What the task asks: Transcribe every line of the records verbatim.

Exercise material:
BEGIN

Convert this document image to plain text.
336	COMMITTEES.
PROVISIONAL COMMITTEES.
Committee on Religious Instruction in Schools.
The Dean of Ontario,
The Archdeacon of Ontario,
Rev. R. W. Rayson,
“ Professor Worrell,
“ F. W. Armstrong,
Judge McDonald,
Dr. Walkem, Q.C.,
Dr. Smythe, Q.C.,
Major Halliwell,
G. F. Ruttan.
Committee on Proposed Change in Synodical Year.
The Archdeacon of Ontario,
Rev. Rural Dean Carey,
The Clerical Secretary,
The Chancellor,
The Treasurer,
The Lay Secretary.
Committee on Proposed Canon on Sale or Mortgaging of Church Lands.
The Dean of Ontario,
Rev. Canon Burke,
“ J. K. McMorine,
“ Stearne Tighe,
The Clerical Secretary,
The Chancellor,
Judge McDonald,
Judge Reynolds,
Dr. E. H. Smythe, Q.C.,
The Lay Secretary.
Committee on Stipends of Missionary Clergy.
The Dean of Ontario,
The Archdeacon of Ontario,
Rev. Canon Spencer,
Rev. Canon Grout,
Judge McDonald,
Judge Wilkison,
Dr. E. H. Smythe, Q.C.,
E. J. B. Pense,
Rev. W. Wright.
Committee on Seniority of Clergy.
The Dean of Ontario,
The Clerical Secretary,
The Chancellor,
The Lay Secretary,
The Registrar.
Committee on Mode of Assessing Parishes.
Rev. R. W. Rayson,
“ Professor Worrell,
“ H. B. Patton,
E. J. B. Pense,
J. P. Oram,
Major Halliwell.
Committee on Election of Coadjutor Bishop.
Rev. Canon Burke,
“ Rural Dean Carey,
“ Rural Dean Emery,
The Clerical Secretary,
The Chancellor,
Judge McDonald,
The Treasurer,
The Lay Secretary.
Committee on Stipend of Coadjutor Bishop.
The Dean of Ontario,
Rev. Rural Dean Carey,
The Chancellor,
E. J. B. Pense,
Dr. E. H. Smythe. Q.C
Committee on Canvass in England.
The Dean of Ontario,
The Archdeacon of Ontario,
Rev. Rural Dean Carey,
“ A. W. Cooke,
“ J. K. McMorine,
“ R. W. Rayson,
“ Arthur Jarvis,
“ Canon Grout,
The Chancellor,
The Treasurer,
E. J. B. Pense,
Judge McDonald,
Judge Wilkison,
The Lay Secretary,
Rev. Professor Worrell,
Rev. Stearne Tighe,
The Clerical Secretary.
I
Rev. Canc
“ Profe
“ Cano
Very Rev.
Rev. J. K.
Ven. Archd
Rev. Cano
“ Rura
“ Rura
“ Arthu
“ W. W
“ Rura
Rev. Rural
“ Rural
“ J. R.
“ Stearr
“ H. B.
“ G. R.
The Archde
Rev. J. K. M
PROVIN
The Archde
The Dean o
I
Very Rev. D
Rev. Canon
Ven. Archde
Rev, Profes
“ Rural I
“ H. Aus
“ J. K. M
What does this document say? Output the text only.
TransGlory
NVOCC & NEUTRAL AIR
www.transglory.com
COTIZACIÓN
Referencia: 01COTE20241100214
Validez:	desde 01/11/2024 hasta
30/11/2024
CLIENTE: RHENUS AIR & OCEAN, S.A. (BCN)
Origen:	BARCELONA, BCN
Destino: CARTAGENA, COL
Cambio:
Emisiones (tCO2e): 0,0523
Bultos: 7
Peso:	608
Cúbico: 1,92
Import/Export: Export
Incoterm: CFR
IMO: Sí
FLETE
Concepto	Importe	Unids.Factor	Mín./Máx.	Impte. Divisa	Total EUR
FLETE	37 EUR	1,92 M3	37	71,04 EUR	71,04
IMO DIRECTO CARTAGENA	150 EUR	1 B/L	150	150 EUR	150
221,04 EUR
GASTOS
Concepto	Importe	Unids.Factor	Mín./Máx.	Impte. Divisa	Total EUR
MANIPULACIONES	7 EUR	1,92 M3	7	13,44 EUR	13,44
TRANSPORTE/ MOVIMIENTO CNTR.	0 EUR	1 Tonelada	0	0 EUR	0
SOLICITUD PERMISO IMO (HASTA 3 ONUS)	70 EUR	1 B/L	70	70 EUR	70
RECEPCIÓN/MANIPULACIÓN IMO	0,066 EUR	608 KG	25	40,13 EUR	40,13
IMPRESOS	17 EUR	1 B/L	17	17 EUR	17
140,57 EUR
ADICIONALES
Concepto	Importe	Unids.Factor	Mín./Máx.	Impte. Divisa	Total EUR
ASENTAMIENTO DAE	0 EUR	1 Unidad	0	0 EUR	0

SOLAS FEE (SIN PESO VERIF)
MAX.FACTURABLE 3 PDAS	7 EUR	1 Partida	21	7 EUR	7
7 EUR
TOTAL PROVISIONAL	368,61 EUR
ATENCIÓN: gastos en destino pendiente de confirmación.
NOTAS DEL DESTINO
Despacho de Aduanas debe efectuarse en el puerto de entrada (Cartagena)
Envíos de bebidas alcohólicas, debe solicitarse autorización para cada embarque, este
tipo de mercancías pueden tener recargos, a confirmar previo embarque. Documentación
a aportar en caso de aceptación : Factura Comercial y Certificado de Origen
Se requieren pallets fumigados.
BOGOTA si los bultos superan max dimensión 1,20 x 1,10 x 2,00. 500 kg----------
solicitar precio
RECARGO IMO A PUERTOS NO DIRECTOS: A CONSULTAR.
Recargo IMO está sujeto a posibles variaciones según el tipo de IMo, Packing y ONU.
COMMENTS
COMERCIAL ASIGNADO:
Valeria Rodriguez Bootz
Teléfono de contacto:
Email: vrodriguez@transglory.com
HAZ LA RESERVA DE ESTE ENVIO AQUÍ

END

Solution for this task:
Convert this document image to plain text.
336	COMMITTEES.
PROVISIONAL COMMITTEES.
Committee on Religious Instruction in Schools.
The Dean of Ontario,
The Archdeacon of Ontario,
Rev. R. W. Rayson,
“ Professor Worrell,
“ F. W. Armstrong,
Judge McDonald,
Dr. Walkem, Q.C.,
Dr. Smythe, Q.C.,
Major Halliwell,
G. F. Ruttan.
Committee on Proposed Change in Synodical Year.
The Archdeacon of Ontario,
Rev. Rural Dean Carey,
The Clerical Secretary,
The Chancellor,
The Treasurer,
The Lay Secretary.
Committee on Proposed Canon on Sale or Mortgaging of Church Lands.
The Dean of Ontario,
Rev. Canon Burke,
“ J. K. McMorine,
“ Stearne Tighe,
The Clerical Secretary,
The Chancellor,
Judge McDonald,
Judge Reynolds,
Dr. E. H. Smythe, Q.C.,
The Lay Secretary.
Committee on Stipends of Missionary Clergy.
The Dean of Ontario,
The Archdeacon of Ontario,
Rev. Canon Spencer,
Rev. Canon Grout,
Judge McDonald,
Judge Wilkison,
Dr. E. H. Smythe, Q.C.,
E. J. B. Pense,
Rev. W. Wright.
Committee on Seniority of Clergy.
The Dean of Ontario,
The Clerical Secretary,
The Chancellor,
The Lay Secretary,
The Registrar.
Committee on Mode of Assessing Parishes.
Rev. R. W. Rayson,
“ Professor Worrell,
“ H. B. Patton,
E. J. B. Pense,
J. P. Oram,
Major Halliwell.
Committee on Election of Coadjutor Bishop.
Rev. Canon Burke,
“ Rural Dean Carey,
“ Rural Dean Emery,
The Clerical Secretary,
The Chancellor,
Judge McDonald,
The Treasurer,
The Lay Secretary.
Committee on Stipend of Coadjutor Bishop.
The Dean of Ontario,
Rev. Rural Dean Carey,
The Chancellor,
E. J. B. Pense,
Dr. E. H. Smythe. Q.C
Committee on Canvass in England.
The Dean of Ontario,
The Archdeacon of Ontario,
Rev. Rural Dean Carey,
“ A. W. Cooke,
“ J. K. McMorine,
“ R. W. Rayson,
“ Arthur Jarvis,
“ Canon Grout,
The Chancellor,
The Treasurer,
E. J. B. Pense,
Judge McDonald,
Judge Wilkison,
The Lay Secretary,
Rev. Professor Worrell,
Rev. Stearne Tighe,
The Clerical Secretary.
I
Rev. Canc
“ Profe
“ Cano
Very Rev.
Rev. J. K.
Ven. Archd
Rev. Cano
“ Rura
“ Rura
“ Arthu
“ W. W
“ Rura
Rev. Rural
“ Rural
“ J. R.
“ Stearr
“ H. B.
“ G. R.
The Archde
Rev. J. K. M
PROVIN
The Archde
The Dean o
I
Very Rev. D
Rev. Canon
Ven. Archde
Rev, Profes
“ Rural I
“ H. Aus
“ J. K. M
What does this document say? Output the text only.
TransGlory
NVOCC & NEUTRAL AIR
www.transglory.com
COTIZACIÓN
Referencia: 01COTE20241100214
Validez:	desde 01/11/2024 hasta
30/11/2024
CLIENTE: RHENUS AIR & OCEAN, S.A. (BCN)
Origen:	BARCELONA, BCN
Destino: CARTAGENA, COL
Cambio:
Emisiones (tCO2e): 0,0523
Bultos: 7
Peso:	608
Cúbico: 1,92
Import/Export: Export
Incoterm: CFR
IMO: Sí
FLETE
Concepto	Importe	Unids.Factor	Mín./Máx.	Impte. Divisa	Total EUR
FLETE	37 EUR	1,92 M3	37	71,04 EUR	71,04
IMO DIRECTO CARTAGENA	150 EUR	1 B/L	150	150 EUR	150
221,04 EUR
GASTOS
Concepto	Importe	Unids.Factor	Mín./Máx.	Impte. Divisa	Total EUR
MANIPULACIONES	7 EUR	1,92 M3	7	13,44 EUR	13,44
TRANSPORTE/ MOVIMIENTO CNTR.	0 EUR	1 Tonelada	0	0 EUR	0
SOLICITUD PERMISO IMO (HASTA 3 ONUS)	70 EUR	1 B/L	70	70 EUR	70
RECEPCIÓN/MANIPULACIÓN IMO	0,066 EUR	608 KG	25	40,13 EUR	40,13
IMPRESOS	17 EUR	1 B/L	17	17 EUR	17
140,57 EUR
ADICIONALES
Concepto	Importe	Unids.Factor	Mín./Máx.	Impte. Divisa	Total EUR
ASENTAMIENTO DAE	0 EUR	1 Unidad	0	0 EUR	0

SOLAS FEE (SIN PESO VERIF)
MAX.FACTURABLE 3 PDAS	7 EUR	1 Partida	21	7 EUR	7
7 EUR
TOTAL PROVISIONAL	368,61 EUR
ATENCIÓN: gastos en destino pendiente de confirmación.
NOTAS DEL DESTINO
Despacho de Aduanas debe efectuarse en el puerto de entrada (Cartagena)
Envíos de bebidas alcohólicas, debe solicitarse autorización para cada embarque, este
tipo de mercancías pueden tener recargos, a confirmar previo embarque. Documentación
a aportar en caso de aceptación : Factura Comercial y Certificado de Origen
Se requieren pallets fumigados.
BOGOTA si los bultos superan max dimensión 1,20 x 1,10 x 2,00. 500 kg----------
solicitar precio
RECARGO IMO A PUERTOS NO DIRECTOS: A CONSULTAR.
Recargo IMO está sujeto a posibles variaciones según el tipo de IMo, Packing y ONU.
COMMENTS
COMERCIAL ASIGNADO:
Valeria Rodriguez Bootz
Teléfono de contacto:
Email: vrodriguez@transglory.com
HAZ LA RESERVA DE ESTE ENVIO AQUÍ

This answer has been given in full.